→ **Problem to solve**
Print the data that follows exactly.

Data records:
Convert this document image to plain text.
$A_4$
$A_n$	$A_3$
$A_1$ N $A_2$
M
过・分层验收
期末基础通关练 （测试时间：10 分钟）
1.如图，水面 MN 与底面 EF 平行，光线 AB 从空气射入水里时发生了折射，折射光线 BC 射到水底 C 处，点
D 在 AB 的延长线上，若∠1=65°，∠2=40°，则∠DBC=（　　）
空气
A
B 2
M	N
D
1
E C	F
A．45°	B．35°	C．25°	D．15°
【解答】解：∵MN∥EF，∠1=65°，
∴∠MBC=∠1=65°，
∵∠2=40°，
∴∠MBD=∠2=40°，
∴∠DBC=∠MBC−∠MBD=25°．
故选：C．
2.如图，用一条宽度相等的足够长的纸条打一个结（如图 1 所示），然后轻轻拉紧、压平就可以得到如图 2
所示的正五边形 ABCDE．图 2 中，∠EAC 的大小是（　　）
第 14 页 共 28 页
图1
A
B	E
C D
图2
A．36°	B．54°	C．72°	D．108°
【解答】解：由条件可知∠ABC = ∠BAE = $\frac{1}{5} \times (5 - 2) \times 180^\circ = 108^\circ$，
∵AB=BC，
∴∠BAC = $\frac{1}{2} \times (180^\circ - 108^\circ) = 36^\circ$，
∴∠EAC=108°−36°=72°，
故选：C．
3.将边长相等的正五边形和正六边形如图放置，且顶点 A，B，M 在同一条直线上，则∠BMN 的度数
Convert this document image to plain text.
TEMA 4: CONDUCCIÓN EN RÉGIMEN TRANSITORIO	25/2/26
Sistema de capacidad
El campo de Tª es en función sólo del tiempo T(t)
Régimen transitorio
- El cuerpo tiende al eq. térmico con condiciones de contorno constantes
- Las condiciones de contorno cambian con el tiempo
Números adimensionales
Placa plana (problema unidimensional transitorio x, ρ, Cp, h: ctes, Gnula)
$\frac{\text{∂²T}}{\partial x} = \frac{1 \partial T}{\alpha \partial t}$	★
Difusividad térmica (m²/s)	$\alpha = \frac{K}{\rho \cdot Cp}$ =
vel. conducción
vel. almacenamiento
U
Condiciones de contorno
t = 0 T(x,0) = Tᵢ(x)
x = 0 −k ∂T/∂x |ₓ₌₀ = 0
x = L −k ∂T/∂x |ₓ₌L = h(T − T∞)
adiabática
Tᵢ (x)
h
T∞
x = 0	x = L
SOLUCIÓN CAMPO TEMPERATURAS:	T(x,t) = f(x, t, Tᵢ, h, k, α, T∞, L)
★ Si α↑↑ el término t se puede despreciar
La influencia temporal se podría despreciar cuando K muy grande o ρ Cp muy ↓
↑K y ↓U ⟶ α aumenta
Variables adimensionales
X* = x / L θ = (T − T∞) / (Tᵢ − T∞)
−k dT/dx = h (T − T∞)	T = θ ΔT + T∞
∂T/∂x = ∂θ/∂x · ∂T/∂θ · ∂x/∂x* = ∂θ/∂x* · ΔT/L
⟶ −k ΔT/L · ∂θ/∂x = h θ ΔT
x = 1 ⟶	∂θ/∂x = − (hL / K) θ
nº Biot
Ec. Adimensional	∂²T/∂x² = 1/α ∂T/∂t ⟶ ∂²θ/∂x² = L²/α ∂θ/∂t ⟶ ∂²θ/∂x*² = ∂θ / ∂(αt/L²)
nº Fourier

→ **Completed task**
Convert this document image to plain text.
$A_4$
$A_n$	$A_3$
$A_1$ N $A_2$
M
过・分层验收
期末基础通关练 （测试时间：10 分钟）
1.如图，水面 MN 与底面 EF 平行，光线 AB 从空气射入水里时发生了折射，折射光线 BC 射到水底 C 处，点
D 在 AB 的延长线上，若∠1=65°，∠2=40°，则∠DBC=（　　）
空气
A
B 2
M	N
D
1
E C	F
A．45°	B．35°	C．25°	D．15°
【解答】解：∵MN∥EF，∠1=65°，
∴∠MBC=∠1=65°，
∵∠2=40°，
∴∠MBD=∠2=40°，
∴∠DBC=∠MBC−∠MBD=25°．
故选：C．
2.如图，用一条宽度相等的足够长的纸条打一个结（如图 1 所示），然后轻轻拉紧、压平就可以得到如图 2
所示的正五边形 ABCDE．图 2 中，∠EAC 的大小是（　　）
第 14 页 共 28 页
图1
A
B	E
C D
图2
A．36°	B．54°	C．72°	D．108°
【解答】解：由条件可知∠ABC = ∠BAE = $\frac{1}{5} \times (5 - 2) \times 180^\circ = 108^\circ$，
∵AB=BC，
∴∠BAC = $\frac{1}{2} \times (180^\circ - 108^\circ) = 36^\circ$，
∴∠EAC=108°−36°=72°，
故选：C．
3.将边长相等的正五边形和正六边形如图放置，且顶点 A，B，M 在同一条直线上，则∠BMN 的度数
Convert this document image to plain text.
TEMA 4: CONDUCCIÓN EN RÉGIMEN TRANSITORIO	25/2/26
Sistema de capacidad
El campo de Tª es en función sólo del tiempo T(t)
Régimen transitorio
- El cuerpo tiende al eq. térmico con condiciones de contorno constantes
- Las condiciones de contorno cambian con el tiempo
Números adimensionales
Placa plana (problema unidimensional transitorio x, ρ, Cp, h: ctes, Gnula)
$\frac{\text{∂²T}}{\partial x} = \frac{1 \partial T}{\alpha \partial t}$	★
Difusividad térmica (m²/s)	$\alpha = \frac{K}{\rho \cdot Cp}$ =
vel. conducción
vel. almacenamiento
U
Condiciones de contorno
t = 0 T(x,0) = Tᵢ(x)
x = 0 −k ∂T/∂x |ₓ₌₀ = 0
x = L −k ∂T/∂x |ₓ₌L = h(T − T∞)
adiabática
Tᵢ (x)
h
T∞
x = 0	x = L
SOLUCIÓN CAMPO TEMPERATURAS:	T(x,t) = f(x, t, Tᵢ, h, k, α, T∞, L)
★ Si α↑↑ el término t se puede despreciar
La influencia temporal se podría despreciar cuando K muy grande o ρ Cp muy ↓
↑K y ↓U ⟶ α aumenta
Variables adimensionales
X* = x / L θ = (T − T∞) / (Tᵢ − T∞)
−k dT/dx = h (T − T∞)	T = θ ΔT + T∞
∂T/∂x = ∂θ/∂x · ∂T/∂θ · ∂x/∂x* = ∂θ/∂x* · ΔT/L
⟶ −k ΔT/L · ∂θ/∂x = h θ ΔT
x = 1 ⟶	∂θ/∂x = − (hL / K) θ
nº Biot
Ec. Adimensional	∂²T/∂x² = 1/α ∂T/∂t ⟶ ∂²θ/∂x² = L²/α ∂θ/∂t ⟶ ∂²θ/∂x*² = ∂θ / ∂(αt/L²)
nº Fourier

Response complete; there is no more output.